> _LISTING_
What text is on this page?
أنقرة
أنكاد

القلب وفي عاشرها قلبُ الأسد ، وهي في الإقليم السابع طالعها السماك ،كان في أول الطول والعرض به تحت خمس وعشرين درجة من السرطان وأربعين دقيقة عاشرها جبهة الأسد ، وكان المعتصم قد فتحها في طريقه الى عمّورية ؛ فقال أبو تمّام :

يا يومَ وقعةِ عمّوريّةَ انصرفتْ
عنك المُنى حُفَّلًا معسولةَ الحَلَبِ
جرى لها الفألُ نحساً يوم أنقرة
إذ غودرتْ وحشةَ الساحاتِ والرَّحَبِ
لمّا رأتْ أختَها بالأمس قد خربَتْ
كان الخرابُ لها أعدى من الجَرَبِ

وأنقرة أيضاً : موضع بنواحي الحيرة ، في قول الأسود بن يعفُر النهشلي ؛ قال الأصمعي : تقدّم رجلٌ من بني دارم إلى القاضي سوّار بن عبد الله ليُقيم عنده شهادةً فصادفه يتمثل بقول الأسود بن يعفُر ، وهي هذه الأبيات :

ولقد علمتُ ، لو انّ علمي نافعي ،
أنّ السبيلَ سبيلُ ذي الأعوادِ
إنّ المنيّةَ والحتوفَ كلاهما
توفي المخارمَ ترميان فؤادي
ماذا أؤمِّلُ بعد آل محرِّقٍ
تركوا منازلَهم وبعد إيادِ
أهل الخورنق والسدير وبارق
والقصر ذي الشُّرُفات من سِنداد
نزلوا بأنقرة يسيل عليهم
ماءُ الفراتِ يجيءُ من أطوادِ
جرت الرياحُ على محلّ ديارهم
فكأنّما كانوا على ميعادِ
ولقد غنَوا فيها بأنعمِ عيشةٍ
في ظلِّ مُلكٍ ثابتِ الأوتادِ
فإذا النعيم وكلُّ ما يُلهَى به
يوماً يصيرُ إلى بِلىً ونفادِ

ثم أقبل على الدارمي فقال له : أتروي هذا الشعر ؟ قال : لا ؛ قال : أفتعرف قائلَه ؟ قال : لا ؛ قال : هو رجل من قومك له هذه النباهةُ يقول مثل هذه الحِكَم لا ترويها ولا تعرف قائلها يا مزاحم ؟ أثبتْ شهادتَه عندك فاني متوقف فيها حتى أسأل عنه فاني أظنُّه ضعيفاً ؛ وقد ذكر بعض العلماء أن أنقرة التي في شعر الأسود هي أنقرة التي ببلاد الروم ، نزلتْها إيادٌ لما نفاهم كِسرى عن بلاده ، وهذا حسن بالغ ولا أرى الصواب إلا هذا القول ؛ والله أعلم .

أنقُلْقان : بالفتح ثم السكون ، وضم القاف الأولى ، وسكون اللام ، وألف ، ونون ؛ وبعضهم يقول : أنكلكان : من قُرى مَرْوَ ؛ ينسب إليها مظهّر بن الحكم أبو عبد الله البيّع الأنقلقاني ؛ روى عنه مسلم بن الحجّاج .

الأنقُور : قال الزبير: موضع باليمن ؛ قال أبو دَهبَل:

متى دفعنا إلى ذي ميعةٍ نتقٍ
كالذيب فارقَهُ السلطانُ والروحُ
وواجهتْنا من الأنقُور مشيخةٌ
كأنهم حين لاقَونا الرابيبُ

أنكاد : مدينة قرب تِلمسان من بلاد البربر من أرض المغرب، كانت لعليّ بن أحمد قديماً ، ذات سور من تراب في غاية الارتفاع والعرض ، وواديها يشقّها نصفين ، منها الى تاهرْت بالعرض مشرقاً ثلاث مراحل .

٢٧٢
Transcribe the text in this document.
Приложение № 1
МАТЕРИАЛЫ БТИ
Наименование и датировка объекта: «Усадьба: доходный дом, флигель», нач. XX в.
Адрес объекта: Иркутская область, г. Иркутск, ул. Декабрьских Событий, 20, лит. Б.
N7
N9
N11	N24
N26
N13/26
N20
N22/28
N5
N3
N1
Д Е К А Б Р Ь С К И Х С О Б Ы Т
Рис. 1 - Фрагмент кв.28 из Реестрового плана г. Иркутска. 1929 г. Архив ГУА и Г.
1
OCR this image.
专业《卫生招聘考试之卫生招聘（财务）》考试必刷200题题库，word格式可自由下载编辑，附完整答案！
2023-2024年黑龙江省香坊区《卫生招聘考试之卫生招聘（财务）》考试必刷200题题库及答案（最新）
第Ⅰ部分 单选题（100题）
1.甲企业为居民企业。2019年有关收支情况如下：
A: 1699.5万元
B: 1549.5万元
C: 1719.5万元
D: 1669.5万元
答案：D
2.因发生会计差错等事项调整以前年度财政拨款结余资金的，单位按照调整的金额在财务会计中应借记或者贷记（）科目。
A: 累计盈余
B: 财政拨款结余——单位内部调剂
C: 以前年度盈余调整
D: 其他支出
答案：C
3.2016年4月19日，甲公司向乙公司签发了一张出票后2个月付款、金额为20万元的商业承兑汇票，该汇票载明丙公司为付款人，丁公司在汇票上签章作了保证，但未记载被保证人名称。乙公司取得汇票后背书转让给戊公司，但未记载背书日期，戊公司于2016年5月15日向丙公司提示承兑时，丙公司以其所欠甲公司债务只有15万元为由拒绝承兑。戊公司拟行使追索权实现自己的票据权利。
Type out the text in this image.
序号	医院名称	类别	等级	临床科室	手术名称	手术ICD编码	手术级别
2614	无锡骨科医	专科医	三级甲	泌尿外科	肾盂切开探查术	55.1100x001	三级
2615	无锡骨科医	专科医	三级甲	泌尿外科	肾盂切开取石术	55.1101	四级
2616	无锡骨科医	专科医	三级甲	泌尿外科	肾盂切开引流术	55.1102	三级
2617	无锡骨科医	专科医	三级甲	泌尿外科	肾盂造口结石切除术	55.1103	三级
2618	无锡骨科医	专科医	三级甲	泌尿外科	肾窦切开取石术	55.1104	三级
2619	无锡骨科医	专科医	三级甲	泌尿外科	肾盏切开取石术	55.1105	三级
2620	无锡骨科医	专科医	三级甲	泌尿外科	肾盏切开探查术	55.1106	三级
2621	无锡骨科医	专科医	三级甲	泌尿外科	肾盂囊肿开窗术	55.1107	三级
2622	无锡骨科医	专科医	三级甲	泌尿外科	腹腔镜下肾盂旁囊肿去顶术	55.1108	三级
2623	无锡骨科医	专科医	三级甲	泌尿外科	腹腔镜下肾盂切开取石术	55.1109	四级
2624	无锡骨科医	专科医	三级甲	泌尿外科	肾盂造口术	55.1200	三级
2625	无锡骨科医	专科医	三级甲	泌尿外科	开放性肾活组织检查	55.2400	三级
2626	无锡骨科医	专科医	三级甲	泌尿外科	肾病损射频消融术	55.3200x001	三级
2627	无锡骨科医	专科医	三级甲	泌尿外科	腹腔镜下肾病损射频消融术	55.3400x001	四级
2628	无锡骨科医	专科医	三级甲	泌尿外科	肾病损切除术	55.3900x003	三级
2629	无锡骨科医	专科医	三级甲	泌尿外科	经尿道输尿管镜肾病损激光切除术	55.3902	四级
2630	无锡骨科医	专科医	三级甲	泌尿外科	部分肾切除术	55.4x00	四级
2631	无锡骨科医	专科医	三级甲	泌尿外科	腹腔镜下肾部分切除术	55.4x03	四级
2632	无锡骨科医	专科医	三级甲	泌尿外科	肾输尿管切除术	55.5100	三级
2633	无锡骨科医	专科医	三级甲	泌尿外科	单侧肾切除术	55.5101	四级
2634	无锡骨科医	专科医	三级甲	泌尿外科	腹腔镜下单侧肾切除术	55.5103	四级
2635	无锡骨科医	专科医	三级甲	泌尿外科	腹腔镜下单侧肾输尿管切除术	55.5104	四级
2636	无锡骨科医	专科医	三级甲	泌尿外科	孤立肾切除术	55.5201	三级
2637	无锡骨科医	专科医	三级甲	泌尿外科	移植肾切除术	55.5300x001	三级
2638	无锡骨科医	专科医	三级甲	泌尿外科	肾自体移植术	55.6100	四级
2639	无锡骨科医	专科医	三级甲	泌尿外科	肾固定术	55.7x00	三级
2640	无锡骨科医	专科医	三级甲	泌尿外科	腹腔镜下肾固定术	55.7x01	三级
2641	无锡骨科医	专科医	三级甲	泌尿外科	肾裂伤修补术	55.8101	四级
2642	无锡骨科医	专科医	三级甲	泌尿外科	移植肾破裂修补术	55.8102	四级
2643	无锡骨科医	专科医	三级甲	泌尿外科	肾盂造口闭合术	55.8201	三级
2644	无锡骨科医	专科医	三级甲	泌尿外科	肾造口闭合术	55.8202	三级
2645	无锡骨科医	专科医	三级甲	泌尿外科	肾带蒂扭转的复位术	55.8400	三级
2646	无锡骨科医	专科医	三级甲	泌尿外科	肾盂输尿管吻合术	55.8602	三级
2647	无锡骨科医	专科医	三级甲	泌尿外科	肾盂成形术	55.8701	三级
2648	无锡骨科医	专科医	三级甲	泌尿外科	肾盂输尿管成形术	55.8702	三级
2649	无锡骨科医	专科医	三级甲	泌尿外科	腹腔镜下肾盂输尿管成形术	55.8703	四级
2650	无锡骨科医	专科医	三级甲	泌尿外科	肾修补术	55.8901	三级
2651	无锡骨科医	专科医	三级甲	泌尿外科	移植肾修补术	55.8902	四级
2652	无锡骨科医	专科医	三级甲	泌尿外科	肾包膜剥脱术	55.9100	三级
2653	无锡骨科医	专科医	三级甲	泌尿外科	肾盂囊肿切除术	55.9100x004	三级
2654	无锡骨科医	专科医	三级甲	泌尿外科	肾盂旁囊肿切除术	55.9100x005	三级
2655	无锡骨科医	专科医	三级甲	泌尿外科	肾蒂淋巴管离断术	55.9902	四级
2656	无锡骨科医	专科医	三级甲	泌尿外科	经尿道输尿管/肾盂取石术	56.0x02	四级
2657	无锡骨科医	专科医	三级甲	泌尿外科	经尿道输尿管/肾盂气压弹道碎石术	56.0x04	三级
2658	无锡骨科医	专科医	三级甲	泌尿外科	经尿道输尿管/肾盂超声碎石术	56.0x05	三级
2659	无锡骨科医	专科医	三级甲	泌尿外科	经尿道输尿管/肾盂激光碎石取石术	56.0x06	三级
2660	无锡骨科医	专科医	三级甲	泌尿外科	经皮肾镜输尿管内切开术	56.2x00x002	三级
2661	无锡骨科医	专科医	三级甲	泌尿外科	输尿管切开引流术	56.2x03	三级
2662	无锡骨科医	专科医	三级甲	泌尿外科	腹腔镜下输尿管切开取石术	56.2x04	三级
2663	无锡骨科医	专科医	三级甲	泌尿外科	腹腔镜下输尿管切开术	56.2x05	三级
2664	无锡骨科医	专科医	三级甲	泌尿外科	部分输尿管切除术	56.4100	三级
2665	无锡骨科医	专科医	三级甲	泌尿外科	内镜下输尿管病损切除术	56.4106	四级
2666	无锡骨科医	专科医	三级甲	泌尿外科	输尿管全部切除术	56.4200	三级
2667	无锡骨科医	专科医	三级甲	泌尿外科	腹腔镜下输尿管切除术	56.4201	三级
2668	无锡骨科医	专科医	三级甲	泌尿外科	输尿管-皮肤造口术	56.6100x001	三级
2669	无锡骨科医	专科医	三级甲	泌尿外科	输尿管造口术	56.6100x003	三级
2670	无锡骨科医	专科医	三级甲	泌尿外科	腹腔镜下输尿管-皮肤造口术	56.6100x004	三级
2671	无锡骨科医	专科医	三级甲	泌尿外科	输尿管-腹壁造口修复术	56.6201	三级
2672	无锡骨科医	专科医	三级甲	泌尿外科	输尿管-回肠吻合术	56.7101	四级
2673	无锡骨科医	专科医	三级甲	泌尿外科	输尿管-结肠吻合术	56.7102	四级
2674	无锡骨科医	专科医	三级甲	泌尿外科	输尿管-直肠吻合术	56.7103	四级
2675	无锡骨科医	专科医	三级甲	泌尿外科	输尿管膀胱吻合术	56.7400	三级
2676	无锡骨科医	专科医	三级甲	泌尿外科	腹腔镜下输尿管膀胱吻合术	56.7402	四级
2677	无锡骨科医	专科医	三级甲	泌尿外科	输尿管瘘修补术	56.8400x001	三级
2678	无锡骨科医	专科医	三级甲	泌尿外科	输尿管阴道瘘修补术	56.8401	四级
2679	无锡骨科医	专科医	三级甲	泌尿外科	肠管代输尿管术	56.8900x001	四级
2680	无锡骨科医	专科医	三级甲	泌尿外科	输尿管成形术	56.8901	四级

> _WHAT IS EXPECTED_
Return only the number of lines in the data that contain "والعرض".

> _TASK ANSWER_
2